* Exercise description *
Select the lines that contain "support" and copy each of them.

--

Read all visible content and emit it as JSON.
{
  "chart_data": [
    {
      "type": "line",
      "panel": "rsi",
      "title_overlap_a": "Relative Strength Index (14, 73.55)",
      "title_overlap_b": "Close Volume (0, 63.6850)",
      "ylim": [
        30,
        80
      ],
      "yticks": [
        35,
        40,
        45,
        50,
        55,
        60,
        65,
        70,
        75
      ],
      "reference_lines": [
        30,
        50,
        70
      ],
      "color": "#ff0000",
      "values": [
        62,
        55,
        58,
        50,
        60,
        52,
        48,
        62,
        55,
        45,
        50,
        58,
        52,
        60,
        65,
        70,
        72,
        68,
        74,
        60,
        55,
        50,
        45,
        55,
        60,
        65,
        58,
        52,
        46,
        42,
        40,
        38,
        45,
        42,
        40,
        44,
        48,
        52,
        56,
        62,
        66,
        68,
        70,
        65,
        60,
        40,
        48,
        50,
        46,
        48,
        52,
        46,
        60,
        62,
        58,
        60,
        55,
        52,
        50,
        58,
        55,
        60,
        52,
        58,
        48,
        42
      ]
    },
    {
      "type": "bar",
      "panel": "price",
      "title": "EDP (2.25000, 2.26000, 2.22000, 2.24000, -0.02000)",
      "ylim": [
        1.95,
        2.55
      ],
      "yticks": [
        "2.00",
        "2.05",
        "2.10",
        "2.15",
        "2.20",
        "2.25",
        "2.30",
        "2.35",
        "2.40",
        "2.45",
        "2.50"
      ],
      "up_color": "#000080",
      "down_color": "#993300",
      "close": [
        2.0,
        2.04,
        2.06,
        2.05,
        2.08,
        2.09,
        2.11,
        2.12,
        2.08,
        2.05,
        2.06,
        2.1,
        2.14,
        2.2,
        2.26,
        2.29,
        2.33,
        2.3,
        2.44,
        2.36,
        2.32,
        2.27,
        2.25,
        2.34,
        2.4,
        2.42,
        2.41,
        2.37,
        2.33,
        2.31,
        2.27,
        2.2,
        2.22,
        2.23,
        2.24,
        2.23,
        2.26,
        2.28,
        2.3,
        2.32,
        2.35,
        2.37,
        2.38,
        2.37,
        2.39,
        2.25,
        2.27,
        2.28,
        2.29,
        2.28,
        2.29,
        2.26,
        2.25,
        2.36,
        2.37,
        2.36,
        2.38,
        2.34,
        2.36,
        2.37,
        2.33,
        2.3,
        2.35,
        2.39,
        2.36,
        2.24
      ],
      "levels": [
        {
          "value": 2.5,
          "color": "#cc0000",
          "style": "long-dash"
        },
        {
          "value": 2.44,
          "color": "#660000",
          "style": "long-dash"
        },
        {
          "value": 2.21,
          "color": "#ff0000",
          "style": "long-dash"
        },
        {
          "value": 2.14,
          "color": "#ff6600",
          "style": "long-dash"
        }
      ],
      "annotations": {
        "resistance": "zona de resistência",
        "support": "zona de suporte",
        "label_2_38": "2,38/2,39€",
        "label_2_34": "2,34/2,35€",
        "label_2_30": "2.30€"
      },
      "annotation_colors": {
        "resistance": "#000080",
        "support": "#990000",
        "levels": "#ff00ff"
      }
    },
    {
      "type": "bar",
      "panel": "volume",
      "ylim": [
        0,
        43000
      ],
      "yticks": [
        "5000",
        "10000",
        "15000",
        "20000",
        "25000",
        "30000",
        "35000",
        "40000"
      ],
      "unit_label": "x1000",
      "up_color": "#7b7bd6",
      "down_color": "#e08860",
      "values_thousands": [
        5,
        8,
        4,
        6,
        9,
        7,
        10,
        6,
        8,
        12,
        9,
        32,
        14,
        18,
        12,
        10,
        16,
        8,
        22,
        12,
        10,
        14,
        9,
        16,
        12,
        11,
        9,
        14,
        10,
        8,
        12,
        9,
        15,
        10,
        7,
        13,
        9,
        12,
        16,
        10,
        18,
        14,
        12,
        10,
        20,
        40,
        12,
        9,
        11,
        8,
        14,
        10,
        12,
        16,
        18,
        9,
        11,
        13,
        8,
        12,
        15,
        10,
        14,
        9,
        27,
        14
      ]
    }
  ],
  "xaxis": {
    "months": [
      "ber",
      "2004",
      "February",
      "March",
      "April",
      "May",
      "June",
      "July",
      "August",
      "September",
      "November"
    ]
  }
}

--

* Output of the exercise *
        "support": "zona de suporte",
        "support": "#990000",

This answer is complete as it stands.